⟨

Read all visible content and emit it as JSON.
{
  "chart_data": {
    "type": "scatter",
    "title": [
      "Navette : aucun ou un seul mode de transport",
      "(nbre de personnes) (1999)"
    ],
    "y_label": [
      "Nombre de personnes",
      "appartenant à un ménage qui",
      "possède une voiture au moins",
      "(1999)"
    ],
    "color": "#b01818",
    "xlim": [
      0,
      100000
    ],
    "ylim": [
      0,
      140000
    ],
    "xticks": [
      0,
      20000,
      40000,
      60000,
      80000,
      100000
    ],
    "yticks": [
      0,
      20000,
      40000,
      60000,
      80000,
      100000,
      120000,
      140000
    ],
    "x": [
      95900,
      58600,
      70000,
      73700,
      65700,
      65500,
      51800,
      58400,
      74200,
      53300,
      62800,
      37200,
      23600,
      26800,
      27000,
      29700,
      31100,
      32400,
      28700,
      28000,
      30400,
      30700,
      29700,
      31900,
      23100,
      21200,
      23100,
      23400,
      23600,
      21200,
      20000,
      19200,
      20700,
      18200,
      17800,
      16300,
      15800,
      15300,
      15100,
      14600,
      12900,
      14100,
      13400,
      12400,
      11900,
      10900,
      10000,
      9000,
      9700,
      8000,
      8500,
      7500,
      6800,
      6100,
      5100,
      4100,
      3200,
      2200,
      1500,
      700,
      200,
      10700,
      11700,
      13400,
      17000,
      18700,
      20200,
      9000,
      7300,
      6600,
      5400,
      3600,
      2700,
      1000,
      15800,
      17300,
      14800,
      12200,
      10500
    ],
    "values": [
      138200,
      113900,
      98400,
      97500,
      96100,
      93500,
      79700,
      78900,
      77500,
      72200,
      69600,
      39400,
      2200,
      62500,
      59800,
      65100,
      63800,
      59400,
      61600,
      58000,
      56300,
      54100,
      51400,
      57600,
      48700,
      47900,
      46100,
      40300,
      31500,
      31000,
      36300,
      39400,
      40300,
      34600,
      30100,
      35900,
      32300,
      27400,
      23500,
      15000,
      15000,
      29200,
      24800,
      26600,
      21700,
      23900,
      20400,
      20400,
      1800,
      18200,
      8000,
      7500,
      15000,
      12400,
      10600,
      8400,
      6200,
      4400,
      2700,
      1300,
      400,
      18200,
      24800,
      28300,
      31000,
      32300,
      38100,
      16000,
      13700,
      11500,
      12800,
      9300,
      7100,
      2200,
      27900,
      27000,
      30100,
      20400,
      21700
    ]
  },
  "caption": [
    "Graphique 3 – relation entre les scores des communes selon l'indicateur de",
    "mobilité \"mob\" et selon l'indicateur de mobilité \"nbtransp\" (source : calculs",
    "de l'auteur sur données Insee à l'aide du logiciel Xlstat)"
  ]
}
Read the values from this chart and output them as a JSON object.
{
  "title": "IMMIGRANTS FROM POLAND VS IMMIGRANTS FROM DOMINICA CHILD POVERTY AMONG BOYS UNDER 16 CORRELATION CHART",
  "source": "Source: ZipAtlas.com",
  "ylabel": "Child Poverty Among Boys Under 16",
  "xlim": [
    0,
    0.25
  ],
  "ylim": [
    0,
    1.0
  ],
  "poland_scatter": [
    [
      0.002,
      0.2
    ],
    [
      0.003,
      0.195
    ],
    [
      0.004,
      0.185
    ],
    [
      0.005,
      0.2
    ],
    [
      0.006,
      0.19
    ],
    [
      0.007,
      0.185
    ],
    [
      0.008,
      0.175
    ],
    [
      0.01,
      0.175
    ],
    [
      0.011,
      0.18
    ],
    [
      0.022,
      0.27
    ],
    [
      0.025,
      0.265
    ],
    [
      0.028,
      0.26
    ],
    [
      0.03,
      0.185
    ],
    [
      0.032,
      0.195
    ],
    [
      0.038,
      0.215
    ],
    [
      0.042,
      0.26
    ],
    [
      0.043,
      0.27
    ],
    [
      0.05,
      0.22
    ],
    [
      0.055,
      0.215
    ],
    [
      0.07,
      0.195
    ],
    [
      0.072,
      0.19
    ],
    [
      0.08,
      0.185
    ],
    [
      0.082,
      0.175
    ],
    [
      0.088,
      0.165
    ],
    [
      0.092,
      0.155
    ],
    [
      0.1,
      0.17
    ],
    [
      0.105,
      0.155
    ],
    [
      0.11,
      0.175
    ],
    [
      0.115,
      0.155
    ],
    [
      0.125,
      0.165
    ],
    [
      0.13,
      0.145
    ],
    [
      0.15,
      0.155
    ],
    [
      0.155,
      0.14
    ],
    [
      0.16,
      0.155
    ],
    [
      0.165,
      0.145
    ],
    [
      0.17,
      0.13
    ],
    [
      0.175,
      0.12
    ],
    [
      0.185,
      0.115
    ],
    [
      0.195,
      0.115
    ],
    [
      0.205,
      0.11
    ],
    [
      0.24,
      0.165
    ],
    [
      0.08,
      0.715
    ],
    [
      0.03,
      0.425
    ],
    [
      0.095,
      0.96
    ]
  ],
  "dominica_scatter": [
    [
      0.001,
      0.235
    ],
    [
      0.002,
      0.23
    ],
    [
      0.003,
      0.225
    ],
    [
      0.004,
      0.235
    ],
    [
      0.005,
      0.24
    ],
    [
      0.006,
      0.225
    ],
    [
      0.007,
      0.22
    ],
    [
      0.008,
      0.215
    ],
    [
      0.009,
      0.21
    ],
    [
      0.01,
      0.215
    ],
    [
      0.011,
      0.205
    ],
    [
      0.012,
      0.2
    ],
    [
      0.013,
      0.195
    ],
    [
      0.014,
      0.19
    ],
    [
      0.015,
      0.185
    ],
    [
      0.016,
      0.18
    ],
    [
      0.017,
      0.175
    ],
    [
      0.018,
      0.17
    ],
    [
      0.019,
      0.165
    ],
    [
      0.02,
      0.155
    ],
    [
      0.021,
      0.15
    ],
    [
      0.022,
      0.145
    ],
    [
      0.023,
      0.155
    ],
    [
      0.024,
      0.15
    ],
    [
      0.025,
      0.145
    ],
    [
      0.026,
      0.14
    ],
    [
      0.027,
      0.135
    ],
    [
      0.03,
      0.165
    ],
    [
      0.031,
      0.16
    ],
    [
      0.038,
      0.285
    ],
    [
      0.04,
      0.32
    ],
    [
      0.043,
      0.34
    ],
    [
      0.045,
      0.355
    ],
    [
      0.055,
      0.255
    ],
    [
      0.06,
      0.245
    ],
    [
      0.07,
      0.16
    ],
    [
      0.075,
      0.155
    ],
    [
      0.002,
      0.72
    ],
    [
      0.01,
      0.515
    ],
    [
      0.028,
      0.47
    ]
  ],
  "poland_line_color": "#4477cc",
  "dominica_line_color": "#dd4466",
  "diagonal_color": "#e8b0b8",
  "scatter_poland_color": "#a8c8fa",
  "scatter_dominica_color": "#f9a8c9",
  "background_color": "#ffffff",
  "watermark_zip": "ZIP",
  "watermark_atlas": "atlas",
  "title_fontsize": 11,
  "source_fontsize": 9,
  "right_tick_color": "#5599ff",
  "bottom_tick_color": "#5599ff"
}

⟩

*Given exercise*.
Nothing should be left out: return all of the records exactly.

*Answer to the problem*.
Read all visible content and emit it as JSON.
{
  "chart_data": {
    "type": "scatter",
    "title": [
      "Navette : aucun ou un seul mode de transport",
      "(nbre de personnes) (1999)"
    ],
    "y_label": [
      "Nombre de personnes",
      "appartenant à un ménage qui",
      "possède une voiture au moins",
      "(1999)"
    ],
    "color": "#b01818",
    "xlim": [
      0,
      100000
    ],
    "ylim": [
      0,
      140000
    ],
    "xticks": [
      0,
      20000,
      40000,
      60000,
      80000,
      100000
    ],
    "yticks": [
      0,
      20000,
      40000,
      60000,
      80000,
      100000,
      120000,
      140000
    ],
    "x": [
      95900,
      58600,
      70000,
      73700,
      65700,
      65500,
      51800,
      58400,
      74200,
      53300,
      62800,
      37200,
      23600,
      26800,
      27000,
      29700,
      31100,
      32400,
      28700,
      28000,
      30400,
      30700,
      29700,
      31900,
      23100,
      21200,
      23100,
      23400,
      23600,
      21200,
      20000,
      19200,
      20700,
      18200,
      17800,
      16300,
      15800,
      15300,
      15100,
      14600,
      12900,
      14100,
      13400,
      12400,
      11900,
      10900,
      10000,
      9000,
      9700,
      8000,
      8500,
      7500,
      6800,
      6100,
      5100,
      4100,
      3200,
      2200,
      1500,
      700,
      200,
      10700,
      11700,
      13400,
      17000,
      18700,
      20200,
      9000,
      7300,
      6600,
      5400,
      3600,
      2700,
      1000,
      15800,
      17300,
      14800,
      12200,
      10500
    ],
    "values": [
      138200,
      113900,
      98400,
      97500,
      96100,
      93500,
      79700,
      78900,
      77500,
      72200,
      69600,
      39400,
      2200,
      62500,
      59800,
      65100,
      63800,
      59400,
      61600,
      58000,
      56300,
      54100,
      51400,
      57600,
      48700,
      47900,
      46100,
      40300,
      31500,
      31000,
      36300,
      39400,
      40300,
      34600,
      30100,
      35900,
      32300,
      27400,
      23500,
      15000,
      15000,
      29200,
      24800,
      26600,
      21700,
      23900,
      20400,
      20400,
      1800,
      18200,
      8000,
      7500,
      15000,
      12400,
      10600,
      8400,
      6200,
      4400,
      2700,
      1300,
      400,
      18200,
      24800,
      28300,
      31000,
      32300,
      38100,
      16000,
      13700,
      11500,
      12800,
      9300,
      7100,
      2200,
      27900,
      27000,
      30100,
      20400,
      21700
    ]
  },
  "caption": [
    "Graphique 3 – relation entre les scores des communes selon l'indicateur de",
    "mobilité \"mob\" et selon l'indicateur de mobilité \"nbtransp\" (source : calculs",
    "de l'auteur sur données Insee à l'aide du logiciel Xlstat)"
  ]
}
Read the values from this chart and output them as a JSON object.
{
  "title": "IMMIGRANTS FROM POLAND VS IMMIGRANTS FROM DOMINICA CHILD POVERTY AMONG BOYS UNDER 16 CORRELATION CHART",
  "source": "Source: ZipAtlas.com",
  "ylabel": "Child Poverty Among Boys Under 16",
  "xlim": [
    0,
    0.25
  ],
  "ylim": [
    0,
    1.0
  ],
  "poland_scatter": [
    [
      0.002,
      0.2
    ],
    [
      0.003,
      0.195
    ],
    [
      0.004,
      0.185
    ],
    [
      0.005,
      0.2
    ],
    [
      0.006,
      0.19
    ],
    [
      0.007,
      0.185
    ],
    [
      0.008,
      0.175
    ],
    [
      0.01,
      0.175
    ],
    [
      0.011,
      0.18
    ],
    [
      0.022,
      0.27
    ],
    [
      0.025,
      0.265
    ],
    [
      0.028,
      0.26
    ],
    [
      0.03,
      0.185
    ],
    [
      0.032,
      0.195
    ],
    [
      0.038,
      0.215
    ],
    [
      0.042,
      0.26
    ],
    [
      0.043,
      0.27
    ],
    [
      0.05,
      0.22
    ],
    [
      0.055,
      0.215
    ],
    [
      0.07,
      0.195
    ],
    [
      0.072,
      0.19
    ],
    [
      0.08,
      0.185
    ],
    [
      0.082,
      0.175
    ],
    [
      0.088,
      0.165
    ],
    [
      0.092,
      0.155
    ],
    [
      0.1,
      0.17
    ],
    [
      0.105,
      0.155
    ],
    [
      0.11,
      0.175
    ],
    [
      0.115,
      0.155
    ],
    [
      0.125,
      0.165
    ],
    [
      0.13,
      0.145
    ],
    [
      0.15,
      0.155
    ],
    [
      0.155,
      0.14
    ],
    [
      0.16,
      0.155
    ],
    [
      0.165,
      0.145
    ],
    [
      0.17,
      0.13
    ],
    [
      0.175,
      0.12
    ],
    [
      0.185,
      0.115
    ],
    [
      0.195,
      0.115
    ],
    [
      0.205,
      0.11
    ],
    [
      0.24,
      0.165
    ],
    [
      0.08,
      0.715
    ],
    [
      0.03,
      0.425
    ],
    [
      0.095,
      0.96
    ]
  ],
  "dominica_scatter": [
    [
      0.001,
      0.235
    ],
    [
      0.002,
      0.23
    ],
    [
      0.003,
      0.225
    ],
    [
      0.004,
      0.235
    ],
    [
      0.005,
      0.24
    ],
    [
      0.006,
      0.225
    ],
    [
      0.007,
      0.22
    ],
    [
      0.008,
      0.215
    ],
    [
      0.009,
      0.21
    ],
    [
      0.01,
      0.215
    ],
    [
      0.011,
      0.205
    ],
    [
      0.012,
      0.2
    ],
    [
      0.013,
      0.195
    ],
    [
      0.014,
      0.19
    ],
    [
      0.015,
      0.185
    ],
    [
      0.016,
      0.18
    ],
    [
      0.017,
      0.175
    ],
    [
      0.018,
      0.17
    ],
    [
      0.019,
      0.165
    ],
    [
      0.02,
      0.155
    ],
    [
      0.021,
      0.15
    ],
    [
      0.022,
      0.145
    ],
    [
      0.023,
      0.155
    ],
    [
      0.024,
      0.15
    ],
    [
      0.025,
      0.145
    ],
    [
      0.026,
      0.14
    ],
    [
      0.027,
      0.135
    ],
    [
      0.03,
      0.165
    ],
    [
      0.031,
      0.16
    ],
    [
      0.038,
      0.285
    ],
    [
      0.04,
      0.32
    ],
    [
      0.043,
      0.34
    ],
    [
      0.045,
      0.355
    ],
    [
      0.055,
      0.255
    ],
    [
      0.06,
      0.245
    ],
    [
      0.07,
      0.16
    ],
    [
      0.075,
      0.155
    ],
    [
      0.002,
      0.72
    ],
    [
      0.01,
      0.515
    ],
    [
      0.028,
      0.47
    ]
  ],
  "poland_line_color": "#4477cc",
  "dominica_line_color": "#dd4466",
  "diagonal_color": "#e8b0b8",
  "scatter_poland_color": "#a8c8fa",
  "scatter_dominica_color": "#f9a8c9",
  "background_color": "#ffffff",
  "watermark_zip": "ZIP",
  "watermark_atlas": "atlas",
  "title_fontsize": 11,
  "source_fontsize": 9,
  "right_tick_color": "#5599ff",
  "bottom_tick_color": "#5599ff"
}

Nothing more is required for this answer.